(Dataset entries on figures)
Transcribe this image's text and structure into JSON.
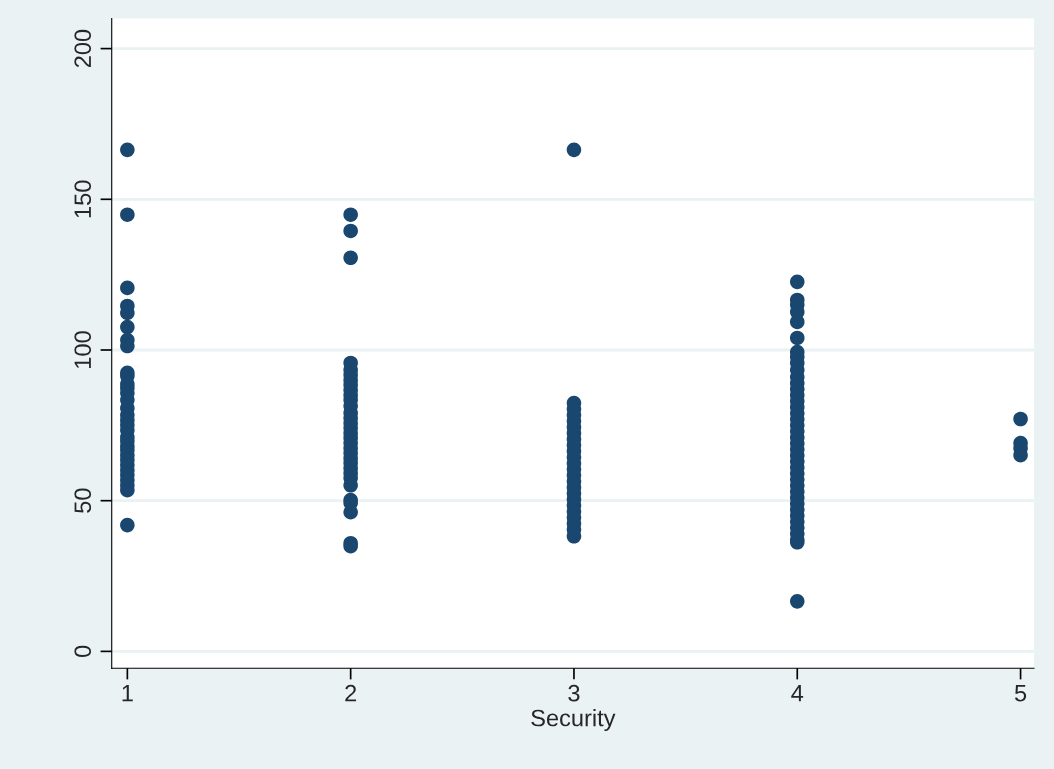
{
  "chart_data": {
    "type": "scatter",
    "xlabel": "Security",
    "series": [
      {
        "color": "#1a476f",
        "marker": "circle",
        "x": [
          1,
          1,
          1,
          1,
          1,
          1,
          1,
          1,
          1,
          1,
          1,
          1,
          1,
          1,
          1,
          1,
          1,
          1,
          1,
          1,
          1,
          1,
          1,
          1,
          1,
          1,
          1,
          1,
          1,
          1,
          1,
          1,
          2,
          2,
          2,
          2,
          2,
          2,
          2,
          2,
          2,
          2,
          2,
          2,
          2,
          2,
          2,
          2,
          2,
          2,
          2,
          2,
          2,
          2,
          2,
          2,
          2,
          2,
          2,
          2,
          2,
          2,
          2,
          2,
          3,
          3,
          3,
          3,
          3,
          3,
          3,
          3,
          3,
          3,
          3,
          3,
          3,
          3,
          3,
          3,
          3,
          3,
          3,
          3,
          3,
          3,
          3,
          3,
          4,
          4,
          4,
          4,
          4,
          4,
          4,
          4,
          4,
          4,
          4,
          4,
          4,
          4,
          4,
          4,
          4,
          4,
          4,
          4,
          4,
          4,
          4,
          4,
          4,
          4,
          4,
          4,
          4,
          4,
          4,
          4,
          4,
          4,
          4,
          4,
          4,
          4,
          4,
          4,
          5,
          5,
          5,
          5
        ],
        "values": [
          166.4,
          144.9,
          120.6,
          114.6,
          112.3,
          107.6,
          103.3,
          101.3,
          92.4,
          91.4,
          88.7,
          87.4,
          85.7,
          83.4,
          80.7,
          78.4,
          76.7,
          75.1,
          73.4,
          71.1,
          69.8,
          68.1,
          66.8,
          65.1,
          63.5,
          61.8,
          60.1,
          58.5,
          56.8,
          55.1,
          53.5,
          41.9,
          144.9,
          139.5,
          130.6,
          95.7,
          93.4,
          91.7,
          90.0,
          88.4,
          86.7,
          85.0,
          83.4,
          81.4,
          79.1,
          77.4,
          75.7,
          74.1,
          72.4,
          70.8,
          69.1,
          67.4,
          65.8,
          64.1,
          62.5,
          60.8,
          59.1,
          57.5,
          55.1,
          50.2,
          49.2,
          46.2,
          35.9,
          34.9,
          166.4,
          82.4,
          80.4,
          78.4,
          76.4,
          74.4,
          72.4,
          70.4,
          68.4,
          66.4,
          64.4,
          62.4,
          60.4,
          58.4,
          56.4,
          54.4,
          52.4,
          50.4,
          48.4,
          46.4,
          44.4,
          42.4,
          40.4,
          38.2,
          122.6,
          116.6,
          115.0,
          112.6,
          109.3,
          104.0,
          99.3,
          97.7,
          95.7,
          93.4,
          91,
          89,
          87,
          85,
          83,
          81,
          79,
          77,
          75,
          73,
          71,
          69,
          67,
          65,
          63,
          61,
          59,
          57,
          55,
          53,
          51,
          49,
          47,
          45,
          43,
          41,
          39,
          37,
          36.2,
          16.6,
          77.1,
          69.1,
          67.4,
          65.1
        ]
      }
    ],
    "xlim": [
      0.93,
      5.06
    ],
    "xticks": [
      1,
      2,
      3,
      4,
      5
    ],
    "ylim": [
      -5.6,
      210
    ],
    "yticks": [
      0,
      50,
      100,
      150,
      200
    ],
    "grid": "y"
  }
}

◆ Short exercise:
Copy each line in full and exactly, omitting any picture.

◆ Response:
Transcribe this image's text and structure into JSON.
{
  "chart_data": {
    "type": "scatter",
    "xlabel": "Security",
    "series": [
      {
        "color": "#1a476f",
        "marker": "circle",
        "x": [
          1,
          1,
          1,
          1,
          1,
          1,
          1,
          1,
          1,
          1,
          1,
          1,
          1,
          1,
          1,
          1,
          1,
          1,
          1,
          1,
          1,
          1,
          1,
          1,
          1,
          1,
          1,
          1,
          1,
          1,
          1,
          1,
          2,
          2,
          2,
          2,
          2,
          2,
          2,
          2,
          2,
          2,
          2,
          2,
          2,
          2,
          2,
          2,
          2,
          2,
          2,
          2,
          2,
          2,
          2,
          2,
          2,
          2,
          2,
          2,
          2,
          2,
          2,
          2,
          3,
          3,
          3,
          3,
          3,
          3,
          3,
          3,
          3,
          3,
          3,
          3,
          3,
          3,
          3,
          3,
          3,
          3,
          3,
          3,
          3,
          3,
          3,
          3,
          4,
          4,
          4,
          4,
          4,
          4,
          4,
          4,
          4,
          4,
          4,
          4,
          4,
          4,
          4,
          4,
          4,
          4,
          4,
          4,
          4,
          4,
          4,
          4,
          4,
          4,
          4,
          4,
          4,
          4,
          4,
          4,
          4,
          4,
          4,
          4,
          4,
          4,
          4,
          4,
          5,
          5,
          5,
          5
        ],
        "values": [
          166.4,
          144.9,
          120.6,
          114.6,
          112.3,
          107.6,
          103.3,
          101.3,
          92.4,
          91.4,
          88.7,
          87.4,
          85.7,
          83.4,
          80.7,
          78.4,
          76.7,
          75.1,
          73.4,
          71.1,
          69.8,
          68.1,
          66.8,
          65.1,
          63.5,
          61.8,
          60.1,
          58.5,
          56.8,
          55.1,
          53.5,
          41.9,
          144.9,
          139.5,
          130.6,
          95.7,
          93.4,
          91.7,
          90.0,
          88.4,
          86.7,
          85.0,
          83.4,
          81.4,
          79.1,
          77.4,
          75.7,
          74.1,
          72.4,
          70.8,
          69.1,
          67.4,
          65.8,
          64.1,
          62.5,
          60.8,
          59.1,
          57.5,
          55.1,
          50.2,
          49.2,
          46.2,
          35.9,
          34.9,
          166.4,
          82.4,
          80.4,
          78.4,
          76.4,
          74.4,
          72.4,
          70.4,
          68.4,
          66.4,
          64.4,
          62.4,
          60.4,
          58.4,
          56.4,
          54.4,
          52.4,
          50.4,
          48.4,
          46.4,
          44.4,
          42.4,
          40.4,
          38.2,
          122.6,
          116.6,
          115.0,
          112.6,
          109.3,
          104.0,
          99.3,
          97.7,
          95.7,
          93.4,
          91,
          89,
          87,
          85,
          83,
          81,
          79,
          77,
          75,
          73,
          71,
          69,
          67,
          65,
          63,
          61,
          59,
          57,
          55,
          53,
          51,
          49,
          47,
          45,
          43,
          41,
          39,
          37,
          36.2,
          16.6,
          77.1,
          69.1,
          67.4,
          65.1
        ]
      }
    ],
    "xlim": [
      0.93,
      5.06
    ],
    "xticks": [
      1,
      2,
      3,
      4,
      5
    ],
    "ylim": [
      -5.6,
      210
    ],
    "yticks": [
      0,
      50,
      100,
      150,
      200
    ],
    "grid": "y"
  }
}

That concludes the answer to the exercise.